Collection entries:
□ □ □ □ □ □ □
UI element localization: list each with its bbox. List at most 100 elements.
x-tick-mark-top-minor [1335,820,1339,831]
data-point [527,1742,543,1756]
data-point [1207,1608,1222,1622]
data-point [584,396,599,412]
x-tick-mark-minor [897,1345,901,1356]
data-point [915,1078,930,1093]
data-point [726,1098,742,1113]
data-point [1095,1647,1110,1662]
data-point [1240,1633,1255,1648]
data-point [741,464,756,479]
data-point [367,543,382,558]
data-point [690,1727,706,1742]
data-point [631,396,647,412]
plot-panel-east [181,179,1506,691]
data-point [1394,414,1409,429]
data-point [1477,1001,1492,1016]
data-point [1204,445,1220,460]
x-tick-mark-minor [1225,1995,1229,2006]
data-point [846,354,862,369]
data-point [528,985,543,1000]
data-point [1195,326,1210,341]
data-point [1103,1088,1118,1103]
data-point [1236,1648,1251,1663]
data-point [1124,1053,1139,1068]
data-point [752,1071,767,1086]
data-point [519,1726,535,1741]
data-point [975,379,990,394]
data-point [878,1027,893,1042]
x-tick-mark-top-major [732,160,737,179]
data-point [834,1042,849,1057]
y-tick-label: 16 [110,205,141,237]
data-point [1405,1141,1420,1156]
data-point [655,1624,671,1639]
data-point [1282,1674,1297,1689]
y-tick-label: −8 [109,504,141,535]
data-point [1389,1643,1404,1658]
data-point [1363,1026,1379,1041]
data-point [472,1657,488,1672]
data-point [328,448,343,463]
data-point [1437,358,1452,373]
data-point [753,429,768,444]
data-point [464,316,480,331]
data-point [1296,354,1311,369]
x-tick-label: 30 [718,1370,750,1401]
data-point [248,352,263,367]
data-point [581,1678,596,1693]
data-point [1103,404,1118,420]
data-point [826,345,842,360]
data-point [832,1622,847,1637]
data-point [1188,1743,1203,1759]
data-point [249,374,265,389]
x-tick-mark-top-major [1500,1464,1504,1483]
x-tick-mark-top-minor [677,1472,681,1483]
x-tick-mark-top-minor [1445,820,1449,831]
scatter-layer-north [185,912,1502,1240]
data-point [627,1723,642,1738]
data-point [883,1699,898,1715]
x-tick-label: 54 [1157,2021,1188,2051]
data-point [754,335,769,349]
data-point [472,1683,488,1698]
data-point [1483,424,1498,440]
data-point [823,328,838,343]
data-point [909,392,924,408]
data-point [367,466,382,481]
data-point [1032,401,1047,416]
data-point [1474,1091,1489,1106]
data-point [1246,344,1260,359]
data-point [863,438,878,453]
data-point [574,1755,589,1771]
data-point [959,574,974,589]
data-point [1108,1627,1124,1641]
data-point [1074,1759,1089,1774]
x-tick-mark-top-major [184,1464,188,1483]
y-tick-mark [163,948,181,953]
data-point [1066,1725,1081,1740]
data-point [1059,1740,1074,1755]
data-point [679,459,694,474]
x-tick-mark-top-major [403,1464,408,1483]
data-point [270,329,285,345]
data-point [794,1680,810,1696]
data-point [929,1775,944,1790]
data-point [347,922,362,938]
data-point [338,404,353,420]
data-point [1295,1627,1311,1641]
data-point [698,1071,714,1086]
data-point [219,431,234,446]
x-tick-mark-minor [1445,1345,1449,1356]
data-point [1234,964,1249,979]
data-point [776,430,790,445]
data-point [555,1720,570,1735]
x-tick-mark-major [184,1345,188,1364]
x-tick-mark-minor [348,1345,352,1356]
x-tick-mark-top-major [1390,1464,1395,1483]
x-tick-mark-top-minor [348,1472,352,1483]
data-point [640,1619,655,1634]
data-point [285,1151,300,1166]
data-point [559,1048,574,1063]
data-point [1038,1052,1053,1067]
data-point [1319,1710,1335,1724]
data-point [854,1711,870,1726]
□ □ □ □ □ □ □
* _DO THIS_
Please render every line of the records above as a numbered list, leaving out any blank lines.

* _ANSWER TO THIS TASK_
1. UI element localization: list each with its bbox. List at most 100 elements.
2. x-tick-mark-top-minor [1335,820,1339,831]
3. data-point [527,1742,543,1756]
4. data-point [1207,1608,1222,1622]
5. data-point [584,396,599,412]
6. x-tick-mark-minor [897,1345,901,1356]
7. data-point [915,1078,930,1093]
8. data-point [726,1098,742,1113]
9. data-point [1095,1647,1110,1662]
10. data-point [1240,1633,1255,1648]
11. data-point [741,464,756,479]
12. data-point [367,543,382,558]
13. data-point [690,1727,706,1742]
14. data-point [631,396,647,412]
15. plot-panel-east [181,179,1506,691]
16. data-point [1394,414,1409,429]
17. data-point [1477,1001,1492,1016]
18. data-point [1204,445,1220,460]
19. x-tick-mark-minor [1225,1995,1229,2006]
20. data-point [846,354,862,369]
21. data-point [528,985,543,1000]
22. data-point [1195,326,1210,341]
23. data-point [1103,1088,1118,1103]
24. data-point [1236,1648,1251,1663]
25. data-point [1124,1053,1139,1068]
26. data-point [752,1071,767,1086]
27. data-point [519,1726,535,1741]
28. data-point [975,379,990,394]
29. data-point [878,1027,893,1042]
30. x-tick-mark-top-major [732,160,737,179]
31. data-point [834,1042,849,1057]
32. y-tick-label: 16 [110,205,141,237]
33. data-point [1405,1141,1420,1156]
34. data-point [655,1624,671,1639]
35. data-point [1282,1674,1297,1689]
36. y-tick-label: −8 [109,504,141,535]
37. data-point [1389,1643,1404,1658]
38. data-point [1363,1026,1379,1041]
39. data-point [472,1657,488,1672]
40. data-point [328,448,343,463]
41. data-point [1437,358,1452,373]
42. data-point [753,429,768,444]
43. data-point [464,316,480,331]
44. data-point [1296,354,1311,369]
45. x-tick-label: 30 [718,1370,750,1401]
46. data-point [248,352,263,367]
47. data-point [581,1678,596,1693]
48. data-point [1103,404,1118,420]
49. data-point [826,345,842,360]
50. data-point [832,1622,847,1637]
51. data-point [1188,1743,1203,1759]
52. data-point [249,374,265,389]
53. x-tick-mark-top-major [1500,1464,1504,1483]
54. x-tick-mark-top-minor [677,1472,681,1483]
55. x-tick-mark-top-minor [1445,820,1449,831]
56. scatter-layer-north [185,912,1502,1240]
57. data-point [627,1723,642,1738]
58. data-point [883,1699,898,1715]
59. x-tick-label: 54 [1157,2021,1188,2051]
60. data-point [754,335,769,349]
61. data-point [472,1683,488,1698]
62. data-point [1483,424,1498,440]
63. data-point [823,328,838,343]
64. data-point [909,392,924,408]
65. data-point [367,466,382,481]
66. data-point [1032,401,1047,416]
67. data-point [1474,1091,1489,1106]
68. data-point [1246,344,1260,359]
69. data-point [863,438,878,453]
70. data-point [574,1755,589,1771]
71. data-point [959,574,974,589]
72. data-point [1108,1627,1124,1641]
73. data-point [1074,1759,1089,1774]
74. x-tick-mark-top-major [184,1464,188,1483]
75. y-tick-mark [163,948,181,953]
76. data-point [1066,1725,1081,1740]
77. data-point [1059,1740,1074,1755]
78. data-point [679,459,694,474]
79. x-tick-mark-top-major [403,1464,408,1483]
80. data-point [270,329,285,345]
81. data-point [794,1680,810,1696]
82. data-point [929,1775,944,1790]
83. data-point [347,922,362,938]
84. data-point [338,404,353,420]
85. data-point [1295,1627,1311,1641]
86. data-point [698,1071,714,1086]
87. data-point [219,431,234,446]
88. x-tick-mark-minor [1445,1345,1449,1356]
89. data-point [1234,964,1249,979]
90. data-point [776,430,790,445]
91. data-point [555,1720,570,1735]
92. x-tick-mark-major [184,1345,188,1364]
93. x-tick-mark-minor [348,1345,352,1356]
94. x-tick-mark-top-major [1390,1464,1395,1483]
95. x-tick-mark-top-minor [348,1472,352,1483]
96. data-point [640,1619,655,1634]
97. data-point [285,1151,300,1166]
98. data-point [559,1048,574,1063]
99. data-point [1038,1052,1053,1067]
100. data-point [1319,1710,1335,1724]
101. data-point [854,1711,870,1726]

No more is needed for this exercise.